Dataset items
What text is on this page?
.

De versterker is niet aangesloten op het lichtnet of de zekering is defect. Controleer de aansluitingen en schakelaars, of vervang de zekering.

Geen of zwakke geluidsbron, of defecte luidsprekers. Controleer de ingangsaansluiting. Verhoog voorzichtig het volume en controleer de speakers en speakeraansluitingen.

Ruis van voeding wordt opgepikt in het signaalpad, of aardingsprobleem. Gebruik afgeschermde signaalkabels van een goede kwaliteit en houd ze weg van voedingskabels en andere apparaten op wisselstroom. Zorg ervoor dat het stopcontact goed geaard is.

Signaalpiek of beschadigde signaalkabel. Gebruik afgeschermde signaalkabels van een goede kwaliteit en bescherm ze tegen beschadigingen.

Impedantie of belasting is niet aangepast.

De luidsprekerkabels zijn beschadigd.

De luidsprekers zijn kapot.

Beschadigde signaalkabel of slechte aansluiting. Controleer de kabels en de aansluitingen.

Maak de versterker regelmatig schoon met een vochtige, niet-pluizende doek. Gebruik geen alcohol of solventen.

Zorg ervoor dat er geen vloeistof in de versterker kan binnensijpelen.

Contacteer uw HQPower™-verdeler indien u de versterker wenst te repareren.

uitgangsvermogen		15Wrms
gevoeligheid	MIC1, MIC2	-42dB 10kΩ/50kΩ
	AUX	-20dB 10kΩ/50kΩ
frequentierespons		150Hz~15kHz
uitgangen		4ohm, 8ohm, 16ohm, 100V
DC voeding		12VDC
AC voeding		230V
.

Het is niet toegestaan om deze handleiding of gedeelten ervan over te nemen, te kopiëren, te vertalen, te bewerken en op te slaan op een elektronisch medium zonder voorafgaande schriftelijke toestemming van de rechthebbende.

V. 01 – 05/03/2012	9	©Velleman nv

◆ **WHAT YOU HAVE TO DO**
Please quote the records above exactly, without skipping a line.

◆ **ANSWER FOR THE TASK**
What text is on this page?
.

De versterker is niet aangesloten op het lichtnet of de zekering is defect. Controleer de aansluitingen en schakelaars, of vervang de zekering.

Geen of zwakke geluidsbron, of defecte luidsprekers. Controleer de ingangsaansluiting. Verhoog voorzichtig het volume en controleer de speakers en speakeraansluitingen.

Ruis van voeding wordt opgepikt in het signaalpad, of aardingsprobleem. Gebruik afgeschermde signaalkabels van een goede kwaliteit en houd ze weg van voedingskabels en andere apparaten op wisselstroom. Zorg ervoor dat het stopcontact goed geaard is.

Signaalpiek of beschadigde signaalkabel. Gebruik afgeschermde signaalkabels van een goede kwaliteit en bescherm ze tegen beschadigingen.

Impedantie of belasting is niet aangepast.

De luidsprekerkabels zijn beschadigd.

De luidsprekers zijn kapot.

Beschadigde signaalkabel of slechte aansluiting. Controleer de kabels en de aansluitingen.

Maak de versterker regelmatig schoon met een vochtige, niet-pluizende doek. Gebruik geen alcohol of solventen.

Zorg ervoor dat er geen vloeistof in de versterker kan binnensijpelen.

Contacteer uw HQPower™-verdeler indien u de versterker wenst te repareren.

uitgangsvermogen		15Wrms
gevoeligheid	MIC1, MIC2	-42dB 10kΩ/50kΩ
	AUX	-20dB 10kΩ/50kΩ
frequentierespons		150Hz~15kHz
uitgangen		4ohm, 8ohm, 16ohm, 100V
DC voeding		12VDC
AC voeding		230V
.

Het is niet toegestaan om deze handleiding of gedeelten ervan over te nemen, te kopiëren, te vertalen, te bewerken en op te slaan op een elektronisch medium zonder voorafgaande schriftelijke toestemming van de rechthebbende.

V. 01 – 05/03/2012	9	©Velleman nv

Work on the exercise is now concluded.